_STATED PROBLEM_.
Find the lines below that contain the word "Benefit" and count them. Only the number should be given.

_DATA TO USE_.
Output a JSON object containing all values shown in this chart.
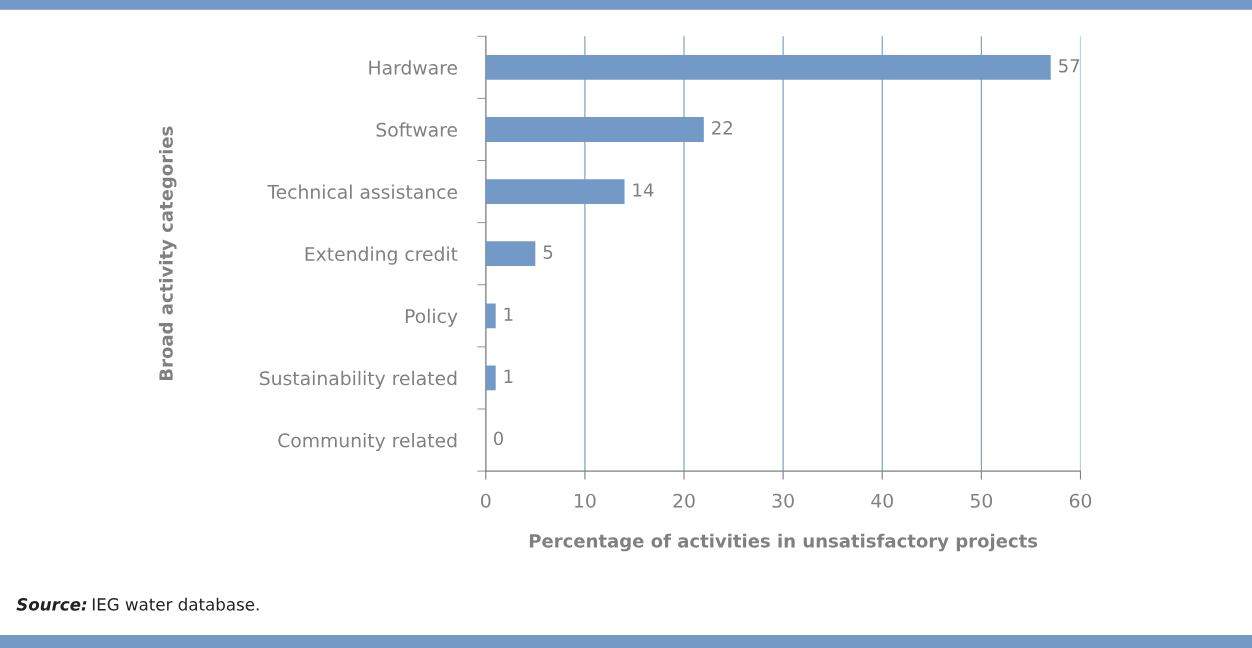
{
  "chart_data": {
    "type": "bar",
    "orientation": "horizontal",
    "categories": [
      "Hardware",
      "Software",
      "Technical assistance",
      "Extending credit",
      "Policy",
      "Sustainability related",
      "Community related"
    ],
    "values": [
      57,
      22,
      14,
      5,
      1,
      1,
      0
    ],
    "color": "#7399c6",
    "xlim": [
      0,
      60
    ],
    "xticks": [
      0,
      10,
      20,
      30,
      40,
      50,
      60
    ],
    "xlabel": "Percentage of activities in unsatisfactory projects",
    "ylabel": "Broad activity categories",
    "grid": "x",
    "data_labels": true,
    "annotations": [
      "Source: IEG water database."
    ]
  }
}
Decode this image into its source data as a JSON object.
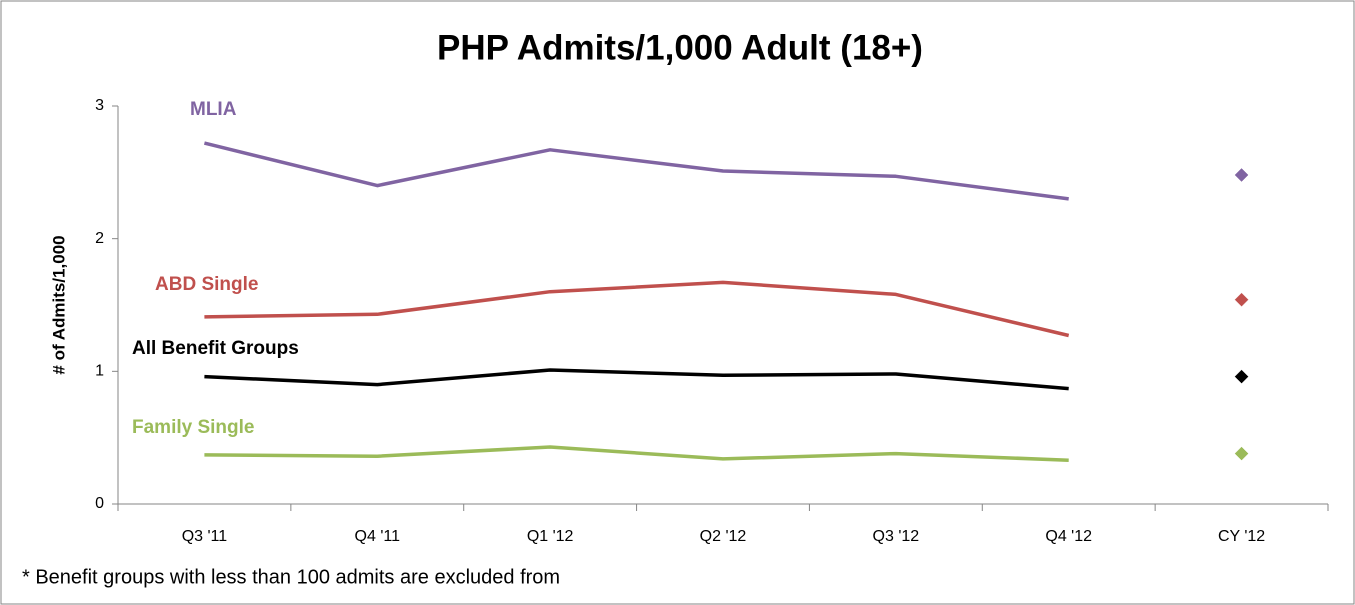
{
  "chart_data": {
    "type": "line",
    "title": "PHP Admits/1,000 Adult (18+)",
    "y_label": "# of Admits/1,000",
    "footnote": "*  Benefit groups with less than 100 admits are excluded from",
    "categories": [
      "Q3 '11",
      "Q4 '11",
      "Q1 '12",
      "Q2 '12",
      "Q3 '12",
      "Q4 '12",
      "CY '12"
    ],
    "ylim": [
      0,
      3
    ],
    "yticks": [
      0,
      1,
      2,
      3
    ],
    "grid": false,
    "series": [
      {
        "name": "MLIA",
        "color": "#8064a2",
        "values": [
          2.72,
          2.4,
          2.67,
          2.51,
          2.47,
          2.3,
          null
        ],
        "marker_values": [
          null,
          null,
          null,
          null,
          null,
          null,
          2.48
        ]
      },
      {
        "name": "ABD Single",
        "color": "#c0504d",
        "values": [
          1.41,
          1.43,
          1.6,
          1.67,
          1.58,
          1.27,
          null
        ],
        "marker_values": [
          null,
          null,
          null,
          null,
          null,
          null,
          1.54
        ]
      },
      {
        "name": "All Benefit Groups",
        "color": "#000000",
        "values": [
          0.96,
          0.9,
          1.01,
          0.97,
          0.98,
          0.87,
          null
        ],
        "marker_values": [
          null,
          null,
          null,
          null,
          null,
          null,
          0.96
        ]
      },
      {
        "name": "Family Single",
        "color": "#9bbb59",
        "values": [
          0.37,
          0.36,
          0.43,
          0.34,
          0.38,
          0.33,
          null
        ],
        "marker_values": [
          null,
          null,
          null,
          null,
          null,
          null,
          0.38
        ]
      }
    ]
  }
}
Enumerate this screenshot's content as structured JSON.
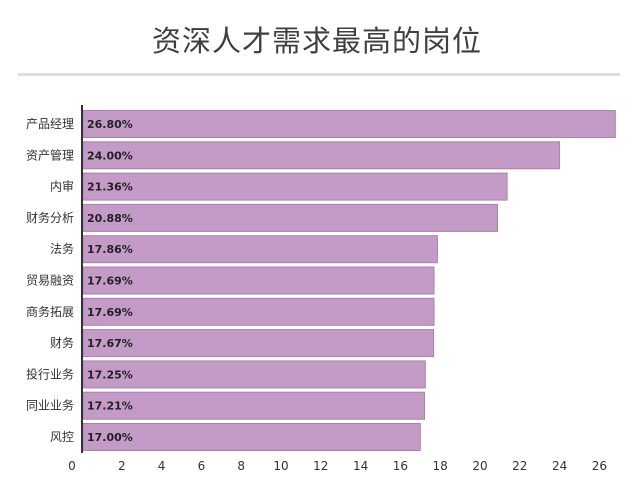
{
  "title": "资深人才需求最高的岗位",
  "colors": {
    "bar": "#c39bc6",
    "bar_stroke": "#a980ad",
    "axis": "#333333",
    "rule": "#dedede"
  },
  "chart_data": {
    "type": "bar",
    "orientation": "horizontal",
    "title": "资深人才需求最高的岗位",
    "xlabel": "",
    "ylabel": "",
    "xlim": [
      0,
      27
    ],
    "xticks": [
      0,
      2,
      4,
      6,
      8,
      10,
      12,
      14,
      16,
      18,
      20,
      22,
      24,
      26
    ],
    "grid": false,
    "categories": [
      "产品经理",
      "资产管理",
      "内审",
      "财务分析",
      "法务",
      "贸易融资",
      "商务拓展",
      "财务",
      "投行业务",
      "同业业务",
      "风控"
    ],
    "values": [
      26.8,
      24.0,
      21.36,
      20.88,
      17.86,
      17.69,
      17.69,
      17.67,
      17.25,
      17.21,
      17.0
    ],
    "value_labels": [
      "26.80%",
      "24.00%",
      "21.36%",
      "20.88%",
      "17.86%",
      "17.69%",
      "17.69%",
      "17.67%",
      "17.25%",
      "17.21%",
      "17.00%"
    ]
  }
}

_FINAL RESULT_.
2